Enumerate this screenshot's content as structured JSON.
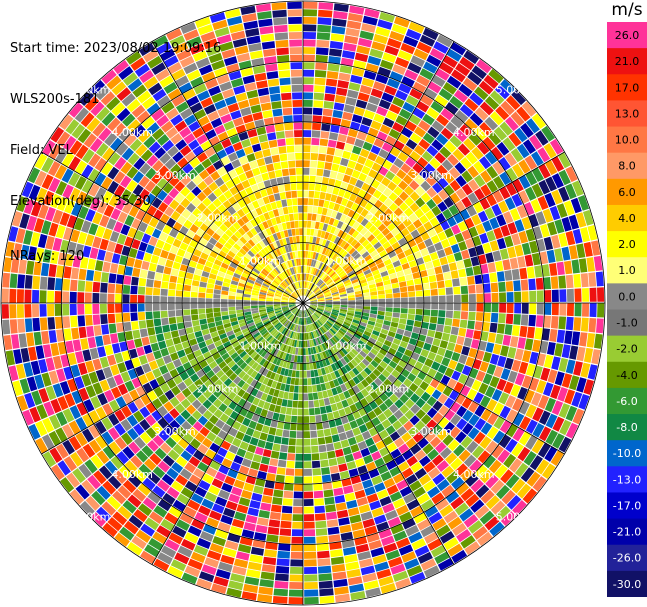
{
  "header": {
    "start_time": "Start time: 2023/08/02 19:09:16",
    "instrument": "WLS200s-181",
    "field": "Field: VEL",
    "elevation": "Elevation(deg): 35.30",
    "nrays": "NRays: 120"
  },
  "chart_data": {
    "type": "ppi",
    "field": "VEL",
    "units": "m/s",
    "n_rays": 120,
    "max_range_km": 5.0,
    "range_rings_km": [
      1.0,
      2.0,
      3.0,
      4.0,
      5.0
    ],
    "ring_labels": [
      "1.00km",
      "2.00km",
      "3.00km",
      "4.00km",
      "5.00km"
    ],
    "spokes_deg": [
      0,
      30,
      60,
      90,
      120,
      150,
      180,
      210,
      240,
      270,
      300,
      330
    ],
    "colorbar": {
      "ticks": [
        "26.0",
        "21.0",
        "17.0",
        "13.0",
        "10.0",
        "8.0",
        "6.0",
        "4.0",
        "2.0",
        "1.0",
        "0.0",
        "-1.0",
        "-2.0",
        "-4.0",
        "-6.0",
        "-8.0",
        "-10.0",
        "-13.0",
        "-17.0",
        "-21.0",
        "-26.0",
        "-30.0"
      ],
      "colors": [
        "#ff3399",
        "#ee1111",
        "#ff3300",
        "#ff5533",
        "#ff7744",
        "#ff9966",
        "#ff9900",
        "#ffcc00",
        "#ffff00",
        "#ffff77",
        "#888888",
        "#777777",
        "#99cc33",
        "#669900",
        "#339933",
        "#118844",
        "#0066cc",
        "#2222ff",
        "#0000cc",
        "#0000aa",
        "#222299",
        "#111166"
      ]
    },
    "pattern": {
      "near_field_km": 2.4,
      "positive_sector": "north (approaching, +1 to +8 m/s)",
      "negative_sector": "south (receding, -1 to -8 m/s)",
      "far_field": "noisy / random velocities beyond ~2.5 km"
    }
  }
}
---
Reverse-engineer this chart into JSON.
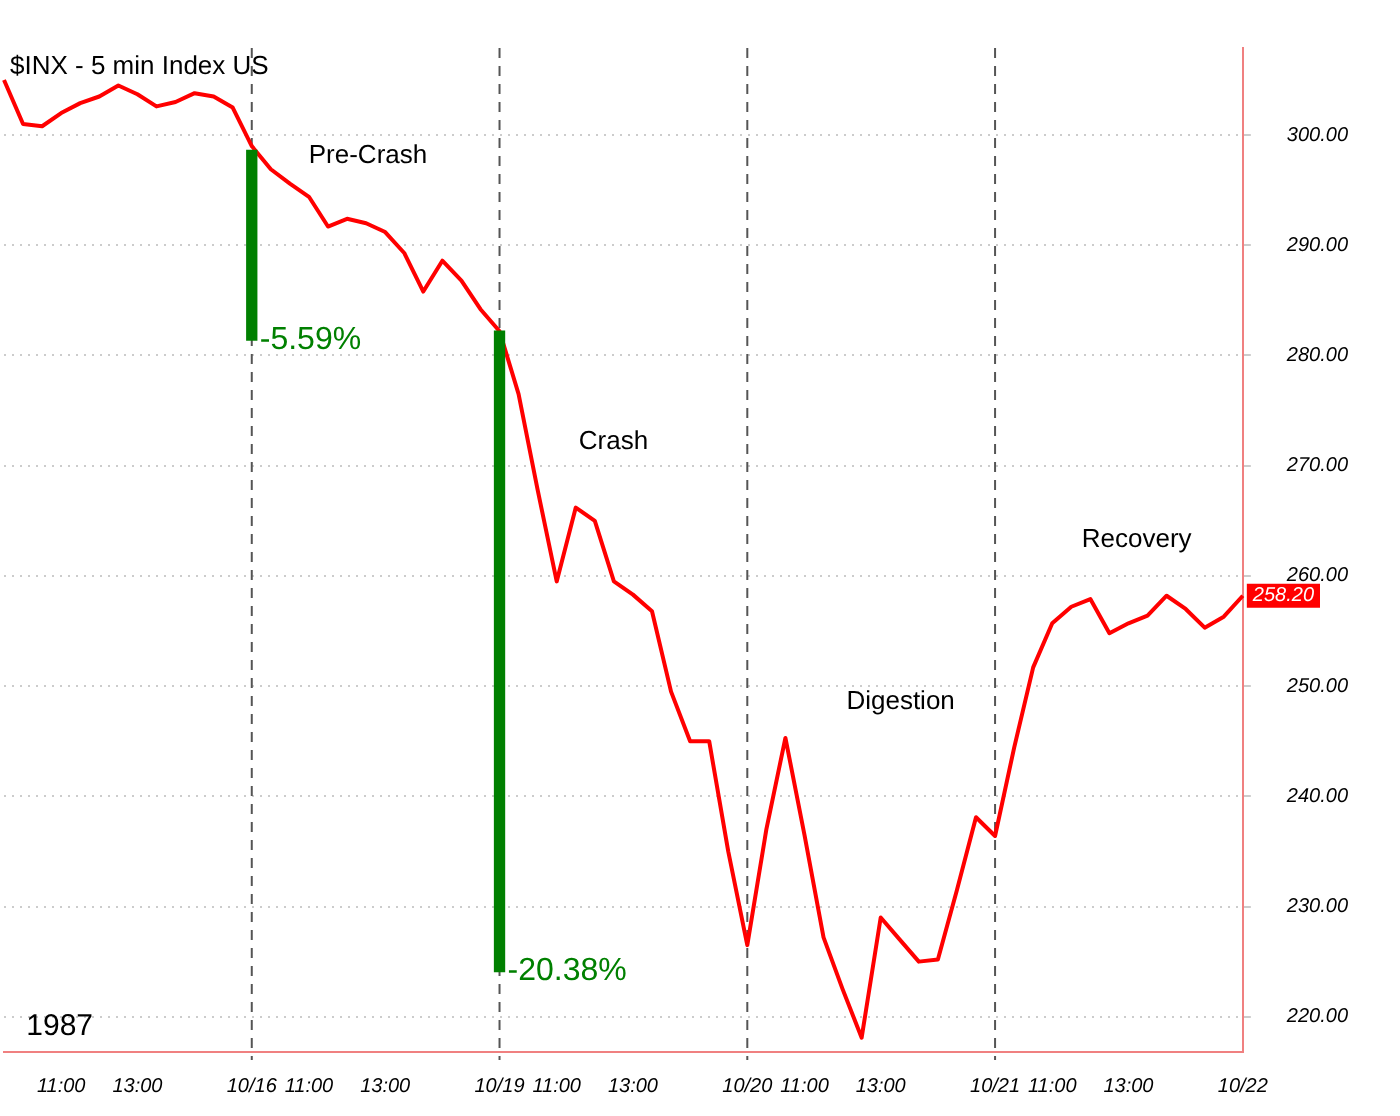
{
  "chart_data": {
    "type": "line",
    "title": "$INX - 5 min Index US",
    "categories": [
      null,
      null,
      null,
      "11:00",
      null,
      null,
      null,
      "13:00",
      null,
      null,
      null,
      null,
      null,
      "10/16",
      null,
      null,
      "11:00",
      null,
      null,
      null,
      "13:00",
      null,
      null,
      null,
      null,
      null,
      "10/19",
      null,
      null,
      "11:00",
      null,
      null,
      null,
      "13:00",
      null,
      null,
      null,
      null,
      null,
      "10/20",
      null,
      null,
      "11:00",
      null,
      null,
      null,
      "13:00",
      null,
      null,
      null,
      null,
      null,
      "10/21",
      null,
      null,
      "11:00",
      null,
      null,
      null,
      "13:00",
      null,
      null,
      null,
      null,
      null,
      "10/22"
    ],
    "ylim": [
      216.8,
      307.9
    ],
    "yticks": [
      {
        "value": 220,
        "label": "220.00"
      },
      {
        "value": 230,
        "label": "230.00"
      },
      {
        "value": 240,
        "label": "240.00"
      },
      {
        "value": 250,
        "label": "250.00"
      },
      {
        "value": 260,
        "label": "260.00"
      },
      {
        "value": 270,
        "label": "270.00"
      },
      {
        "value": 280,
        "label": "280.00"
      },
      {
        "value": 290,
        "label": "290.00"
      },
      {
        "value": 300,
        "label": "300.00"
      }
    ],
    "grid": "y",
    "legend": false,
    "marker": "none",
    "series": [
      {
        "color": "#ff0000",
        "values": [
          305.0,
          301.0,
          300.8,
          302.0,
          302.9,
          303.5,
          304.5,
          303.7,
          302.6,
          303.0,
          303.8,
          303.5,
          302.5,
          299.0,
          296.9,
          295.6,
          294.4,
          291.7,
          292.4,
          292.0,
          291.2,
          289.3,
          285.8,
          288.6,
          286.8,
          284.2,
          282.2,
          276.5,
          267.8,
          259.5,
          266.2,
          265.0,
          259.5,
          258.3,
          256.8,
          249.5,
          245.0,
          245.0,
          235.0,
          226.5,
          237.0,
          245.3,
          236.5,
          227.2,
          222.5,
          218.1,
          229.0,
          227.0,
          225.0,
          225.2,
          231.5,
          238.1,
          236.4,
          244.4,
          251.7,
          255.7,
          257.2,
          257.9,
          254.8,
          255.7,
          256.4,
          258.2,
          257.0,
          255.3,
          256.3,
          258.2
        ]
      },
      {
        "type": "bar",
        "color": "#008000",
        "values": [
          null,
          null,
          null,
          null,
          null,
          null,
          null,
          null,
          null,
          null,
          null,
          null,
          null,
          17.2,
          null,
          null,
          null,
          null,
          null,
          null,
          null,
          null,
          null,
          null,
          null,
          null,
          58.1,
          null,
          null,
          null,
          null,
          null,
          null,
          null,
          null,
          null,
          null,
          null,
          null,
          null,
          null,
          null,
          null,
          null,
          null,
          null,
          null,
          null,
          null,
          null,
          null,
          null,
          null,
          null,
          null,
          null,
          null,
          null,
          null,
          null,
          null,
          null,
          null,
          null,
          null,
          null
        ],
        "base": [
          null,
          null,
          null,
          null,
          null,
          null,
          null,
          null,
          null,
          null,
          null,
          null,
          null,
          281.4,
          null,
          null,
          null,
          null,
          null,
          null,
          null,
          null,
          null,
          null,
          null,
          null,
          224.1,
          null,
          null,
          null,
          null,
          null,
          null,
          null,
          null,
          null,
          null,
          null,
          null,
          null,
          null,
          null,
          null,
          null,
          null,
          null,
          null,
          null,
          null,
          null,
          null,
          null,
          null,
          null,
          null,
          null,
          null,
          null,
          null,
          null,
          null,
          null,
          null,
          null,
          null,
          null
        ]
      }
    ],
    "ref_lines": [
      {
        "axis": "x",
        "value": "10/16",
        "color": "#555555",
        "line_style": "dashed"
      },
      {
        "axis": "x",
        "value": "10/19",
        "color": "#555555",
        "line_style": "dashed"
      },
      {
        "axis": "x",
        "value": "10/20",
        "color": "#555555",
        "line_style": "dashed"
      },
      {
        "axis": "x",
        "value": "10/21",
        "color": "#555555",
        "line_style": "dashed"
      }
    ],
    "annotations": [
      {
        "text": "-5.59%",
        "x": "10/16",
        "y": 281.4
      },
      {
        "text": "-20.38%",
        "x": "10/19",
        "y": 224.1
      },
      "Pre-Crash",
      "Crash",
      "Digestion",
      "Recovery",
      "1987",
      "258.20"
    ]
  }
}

* [YOUR TASK]
Write out every line of the preceding listing that contains "this".

* [RESULT BELOW]
Enumerate this screenshot's content as structured JSON.
Reverse-engineer this chart into JSON.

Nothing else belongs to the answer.